-- Material to process --
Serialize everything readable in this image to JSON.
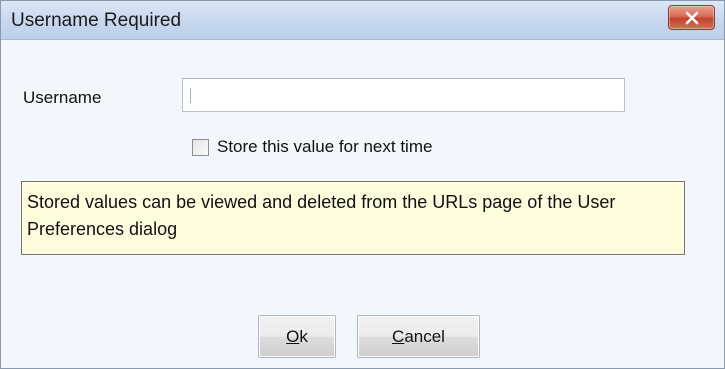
{
  "window": {
    "title": "Username Required"
  },
  "form": {
    "username_label": "Username",
    "username_value": "",
    "store_checkbox_label": "Store this value for next time",
    "store_checked": false
  },
  "info": {
    "text": "Stored values can be viewed and deleted from the URLs page of the User Preferences dialog"
  },
  "buttons": {
    "ok_mnemonic": "O",
    "ok_rest": "k",
    "cancel_mnemonic": "C",
    "cancel_rest": "ancel"
  },
  "icons": {
    "close": "close-icon"
  },
  "colors": {
    "close_button": "#d45a45",
    "info_background": "#fdfdde",
    "titlebar": "#c7d8ee"
  }
}
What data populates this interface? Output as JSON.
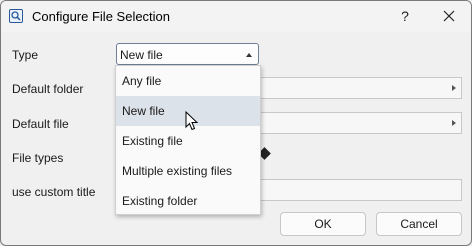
{
  "window": {
    "title": "Configure File Selection",
    "help_label": "?",
    "icons": {
      "app": "search-icon",
      "close": "close-icon"
    }
  },
  "form": {
    "type_label": "Type",
    "type_value": "New file",
    "default_folder_label": "Default folder",
    "default_file_label": "Default file",
    "file_types_label": "File types",
    "custom_title_label": "use custom title"
  },
  "dropdown": {
    "options": [
      "Any file",
      "New file",
      "Existing file",
      "Multiple existing files",
      "Existing folder"
    ],
    "selected": "New file"
  },
  "buttons": {
    "ok": "OK",
    "cancel": "Cancel"
  },
  "colors": {
    "selection": "#dce2ea",
    "accent": "#2b5797"
  }
}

-- Goal --
Without the pictures, repeat the listing above exactly.

-- Correct output --
Serialize everything readable in this image to JSON.
{
  "window": {
    "title": "Username Required"
  },
  "form": {
    "username_label": "Username",
    "username_value": "",
    "store_checkbox_label": "Store this value for next time",
    "store_checked": false
  },
  "info": {
    "text": "Stored values can be viewed and deleted from the URLs page of the User Preferences dialog"
  },
  "buttons": {
    "ok_mnemonic": "O",
    "ok_rest": "k",
    "cancel_mnemonic": "C",
    "cancel_rest": "ancel"
  },
  "icons": {
    "close": "close-icon"
  },
  "colors": {
    "close_button": "#d45a45",
    "info_background": "#fdfdde",
    "titlebar": "#c7d8ee"
  }
}
What data populates this interface? Output as JSON.
{
  "window": {
    "title": "Configure File Selection",
    "help_label": "?",
    "icons": {
      "app": "search-icon",
      "close": "close-icon"
    }
  },
  "form": {
    "type_label": "Type",
    "type_value": "New file",
    "default_folder_label": "Default folder",
    "default_file_label": "Default file",
    "file_types_label": "File types",
    "custom_title_label": "use custom title"
  },
  "dropdown": {
    "options": [
      "Any file",
      "New file",
      "Existing file",
      "Multiple existing files",
      "Existing folder"
    ],
    "selected": "New file"
  },
  "buttons": {
    "ok": "OK",
    "cancel": "Cancel"
  },
  "colors": {
    "selection": "#dce2ea",
    "accent": "#2b5797"
  }
}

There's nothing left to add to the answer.